--- start ---

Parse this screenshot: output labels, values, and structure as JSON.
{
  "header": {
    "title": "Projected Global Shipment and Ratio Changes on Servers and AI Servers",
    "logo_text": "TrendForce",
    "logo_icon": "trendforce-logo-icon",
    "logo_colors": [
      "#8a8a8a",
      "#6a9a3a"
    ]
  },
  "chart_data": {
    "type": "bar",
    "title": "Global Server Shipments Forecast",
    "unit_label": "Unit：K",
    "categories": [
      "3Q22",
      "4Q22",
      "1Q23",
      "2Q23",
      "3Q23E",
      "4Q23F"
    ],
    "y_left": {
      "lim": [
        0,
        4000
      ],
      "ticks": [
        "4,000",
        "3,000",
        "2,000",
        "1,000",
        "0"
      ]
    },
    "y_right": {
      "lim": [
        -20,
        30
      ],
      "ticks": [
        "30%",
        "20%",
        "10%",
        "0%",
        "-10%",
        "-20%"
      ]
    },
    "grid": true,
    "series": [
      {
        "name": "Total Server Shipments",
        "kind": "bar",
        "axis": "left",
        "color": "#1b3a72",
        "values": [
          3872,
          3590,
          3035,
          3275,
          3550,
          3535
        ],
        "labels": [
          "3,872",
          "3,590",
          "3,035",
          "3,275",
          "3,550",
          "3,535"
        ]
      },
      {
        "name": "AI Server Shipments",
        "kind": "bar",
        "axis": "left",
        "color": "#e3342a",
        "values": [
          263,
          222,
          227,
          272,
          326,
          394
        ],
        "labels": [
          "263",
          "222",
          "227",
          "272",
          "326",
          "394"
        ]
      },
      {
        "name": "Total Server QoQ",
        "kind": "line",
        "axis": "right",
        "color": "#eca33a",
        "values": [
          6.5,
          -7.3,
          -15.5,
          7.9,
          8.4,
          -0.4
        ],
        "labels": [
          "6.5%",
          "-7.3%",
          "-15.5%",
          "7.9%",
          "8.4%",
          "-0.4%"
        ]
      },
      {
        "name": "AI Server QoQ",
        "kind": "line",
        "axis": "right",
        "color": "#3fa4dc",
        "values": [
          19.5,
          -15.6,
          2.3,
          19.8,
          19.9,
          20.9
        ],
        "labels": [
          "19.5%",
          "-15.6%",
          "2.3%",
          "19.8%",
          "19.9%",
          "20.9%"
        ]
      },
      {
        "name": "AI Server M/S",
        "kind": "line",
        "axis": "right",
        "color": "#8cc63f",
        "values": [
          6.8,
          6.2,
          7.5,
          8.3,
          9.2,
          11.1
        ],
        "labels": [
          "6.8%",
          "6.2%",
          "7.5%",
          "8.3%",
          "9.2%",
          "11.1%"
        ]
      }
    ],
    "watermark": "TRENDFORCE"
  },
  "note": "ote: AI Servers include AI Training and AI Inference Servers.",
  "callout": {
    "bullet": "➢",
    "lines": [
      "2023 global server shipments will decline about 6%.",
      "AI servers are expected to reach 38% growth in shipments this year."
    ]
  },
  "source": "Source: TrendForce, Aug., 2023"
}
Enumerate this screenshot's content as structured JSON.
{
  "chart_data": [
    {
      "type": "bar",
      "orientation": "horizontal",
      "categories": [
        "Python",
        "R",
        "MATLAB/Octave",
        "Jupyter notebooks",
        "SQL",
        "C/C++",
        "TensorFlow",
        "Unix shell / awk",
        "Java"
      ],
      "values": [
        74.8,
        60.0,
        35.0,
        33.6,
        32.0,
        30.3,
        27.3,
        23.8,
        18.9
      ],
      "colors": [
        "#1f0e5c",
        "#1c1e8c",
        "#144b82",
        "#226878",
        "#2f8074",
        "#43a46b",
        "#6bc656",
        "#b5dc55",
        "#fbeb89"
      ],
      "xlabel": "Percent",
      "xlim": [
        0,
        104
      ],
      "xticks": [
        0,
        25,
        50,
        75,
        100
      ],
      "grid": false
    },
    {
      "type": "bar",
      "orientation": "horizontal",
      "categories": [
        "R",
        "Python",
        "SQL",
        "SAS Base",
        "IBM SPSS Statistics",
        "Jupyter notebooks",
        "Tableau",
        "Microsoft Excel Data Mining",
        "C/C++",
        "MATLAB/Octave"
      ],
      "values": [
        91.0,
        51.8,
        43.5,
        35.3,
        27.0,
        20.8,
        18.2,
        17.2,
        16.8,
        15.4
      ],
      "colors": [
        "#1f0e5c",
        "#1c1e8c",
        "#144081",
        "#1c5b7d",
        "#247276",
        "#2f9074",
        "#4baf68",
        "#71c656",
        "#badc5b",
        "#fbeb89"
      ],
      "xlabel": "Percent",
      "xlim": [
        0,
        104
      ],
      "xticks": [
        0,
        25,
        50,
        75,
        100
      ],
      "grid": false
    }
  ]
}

--- end ---

_TASK REQUIREMENTS_
Identify and copy all lines with the word "this".

_ANSWER IN FULL_
Parse this screenshot: output labels, values, and structure as JSON.
      "AI servers are expected to reach 38% growth in shipments this year."
Enumerate this screenshot's content as structured JSON.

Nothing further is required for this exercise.